The problem
Take from the listing each line that has the string "основе".

..............................

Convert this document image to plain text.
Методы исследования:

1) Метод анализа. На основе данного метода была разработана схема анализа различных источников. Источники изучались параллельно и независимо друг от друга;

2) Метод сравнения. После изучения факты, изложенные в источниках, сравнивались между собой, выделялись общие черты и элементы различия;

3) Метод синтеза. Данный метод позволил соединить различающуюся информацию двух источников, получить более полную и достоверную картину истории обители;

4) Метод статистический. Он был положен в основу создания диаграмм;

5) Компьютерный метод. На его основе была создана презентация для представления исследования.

..............................

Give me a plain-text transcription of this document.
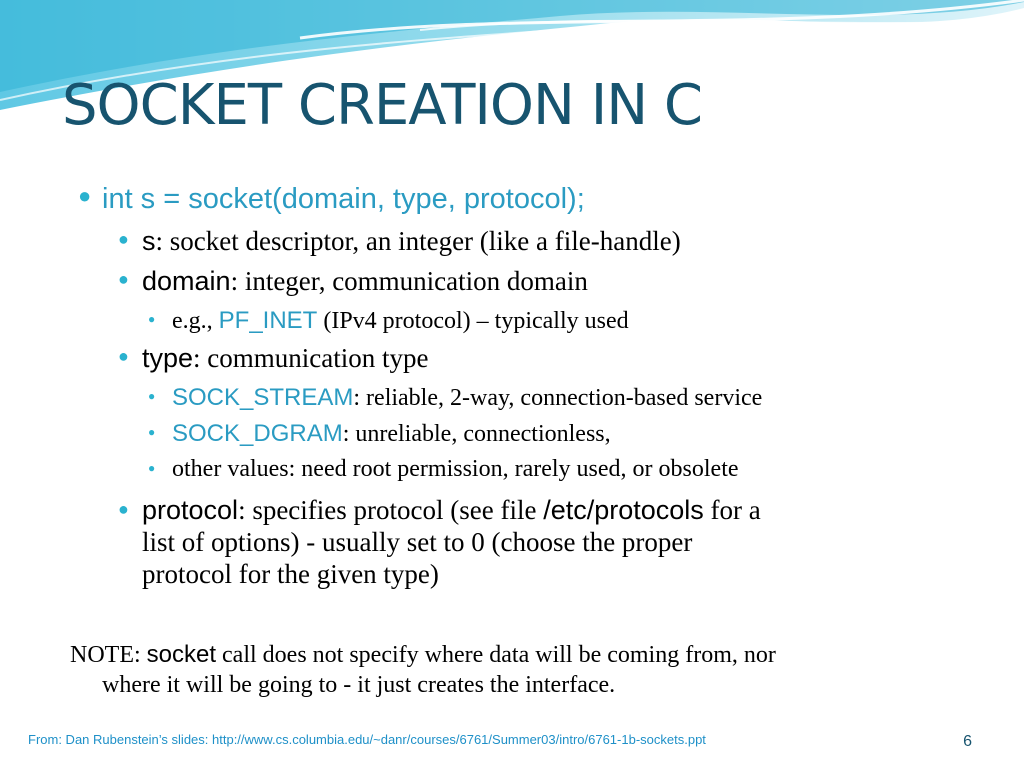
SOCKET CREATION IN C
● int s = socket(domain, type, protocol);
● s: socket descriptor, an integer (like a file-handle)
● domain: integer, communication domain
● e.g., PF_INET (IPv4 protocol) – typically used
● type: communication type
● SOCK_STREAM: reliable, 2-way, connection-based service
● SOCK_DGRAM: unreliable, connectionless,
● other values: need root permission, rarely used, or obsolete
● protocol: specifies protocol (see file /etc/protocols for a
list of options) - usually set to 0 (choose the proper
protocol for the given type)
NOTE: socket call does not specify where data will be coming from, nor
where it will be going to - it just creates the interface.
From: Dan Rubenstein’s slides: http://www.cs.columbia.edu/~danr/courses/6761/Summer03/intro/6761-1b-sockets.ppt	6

..............................

Correct answer
1) Метод анализа. На основе данного метода была разработана схема анализа различных источников. Источники изучались параллельно и независимо друг от друга;
5) Компьютерный метод. На его основе была создана презентация для представления исследования.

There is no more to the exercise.